> _ITEMS_:
§ §

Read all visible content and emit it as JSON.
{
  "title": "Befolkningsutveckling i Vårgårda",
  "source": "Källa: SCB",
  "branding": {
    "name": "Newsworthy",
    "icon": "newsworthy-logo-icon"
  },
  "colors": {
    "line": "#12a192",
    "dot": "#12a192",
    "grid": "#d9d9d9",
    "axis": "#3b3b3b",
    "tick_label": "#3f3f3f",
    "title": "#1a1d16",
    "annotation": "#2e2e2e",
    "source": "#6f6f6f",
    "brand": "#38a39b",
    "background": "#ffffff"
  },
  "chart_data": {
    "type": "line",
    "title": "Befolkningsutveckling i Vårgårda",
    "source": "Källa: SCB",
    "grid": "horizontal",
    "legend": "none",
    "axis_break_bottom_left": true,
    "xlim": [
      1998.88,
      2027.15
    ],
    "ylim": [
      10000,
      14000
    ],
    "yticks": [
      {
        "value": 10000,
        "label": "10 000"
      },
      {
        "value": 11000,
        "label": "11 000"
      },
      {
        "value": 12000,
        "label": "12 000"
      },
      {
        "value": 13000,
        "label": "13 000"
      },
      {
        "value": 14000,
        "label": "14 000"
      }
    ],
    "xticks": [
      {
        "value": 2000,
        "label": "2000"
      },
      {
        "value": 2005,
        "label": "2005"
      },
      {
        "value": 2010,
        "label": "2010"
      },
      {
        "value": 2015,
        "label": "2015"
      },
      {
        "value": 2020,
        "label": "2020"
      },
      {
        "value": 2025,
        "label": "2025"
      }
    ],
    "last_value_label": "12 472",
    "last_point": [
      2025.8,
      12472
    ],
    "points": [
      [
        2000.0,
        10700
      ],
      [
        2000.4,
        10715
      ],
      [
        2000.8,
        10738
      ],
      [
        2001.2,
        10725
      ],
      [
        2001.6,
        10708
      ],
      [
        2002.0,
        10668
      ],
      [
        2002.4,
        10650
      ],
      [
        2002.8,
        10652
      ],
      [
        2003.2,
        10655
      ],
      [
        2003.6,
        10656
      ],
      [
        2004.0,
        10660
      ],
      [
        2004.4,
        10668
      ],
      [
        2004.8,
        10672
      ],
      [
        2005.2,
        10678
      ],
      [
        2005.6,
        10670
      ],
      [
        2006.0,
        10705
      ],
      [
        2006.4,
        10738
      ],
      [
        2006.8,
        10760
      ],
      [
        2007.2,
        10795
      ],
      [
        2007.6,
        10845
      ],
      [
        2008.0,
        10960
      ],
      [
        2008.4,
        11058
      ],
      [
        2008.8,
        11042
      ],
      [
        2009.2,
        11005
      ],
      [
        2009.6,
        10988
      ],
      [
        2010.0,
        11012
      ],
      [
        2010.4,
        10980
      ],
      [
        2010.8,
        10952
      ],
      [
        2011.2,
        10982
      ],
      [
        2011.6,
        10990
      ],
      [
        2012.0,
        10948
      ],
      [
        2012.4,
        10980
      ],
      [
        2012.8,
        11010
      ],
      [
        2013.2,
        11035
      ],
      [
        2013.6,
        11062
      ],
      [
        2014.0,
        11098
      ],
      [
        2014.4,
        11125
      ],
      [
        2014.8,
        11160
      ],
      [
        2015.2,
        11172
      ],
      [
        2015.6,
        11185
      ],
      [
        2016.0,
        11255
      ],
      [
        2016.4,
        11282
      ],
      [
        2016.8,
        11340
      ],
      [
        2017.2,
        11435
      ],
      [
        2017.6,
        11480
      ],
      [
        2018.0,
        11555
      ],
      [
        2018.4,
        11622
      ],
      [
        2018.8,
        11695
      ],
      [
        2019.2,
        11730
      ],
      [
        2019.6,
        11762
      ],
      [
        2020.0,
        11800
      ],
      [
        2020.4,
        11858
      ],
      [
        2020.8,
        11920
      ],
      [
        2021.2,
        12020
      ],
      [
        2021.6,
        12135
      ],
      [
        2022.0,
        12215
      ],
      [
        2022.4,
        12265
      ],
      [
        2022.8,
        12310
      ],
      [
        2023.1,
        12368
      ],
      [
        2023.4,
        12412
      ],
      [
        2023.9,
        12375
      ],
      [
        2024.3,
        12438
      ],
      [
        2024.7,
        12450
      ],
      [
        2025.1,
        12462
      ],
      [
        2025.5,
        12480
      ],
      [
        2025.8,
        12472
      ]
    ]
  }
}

§ §

> _YOUR INSTRUCTIONS_: Return every line from the records above that holds the word "Vårgårda".

> _THE SOLUTION_:
  "title": "Befolkningsutveckling i Vårgårda",
    "title": "Befolkningsutveckling i Vårgårda",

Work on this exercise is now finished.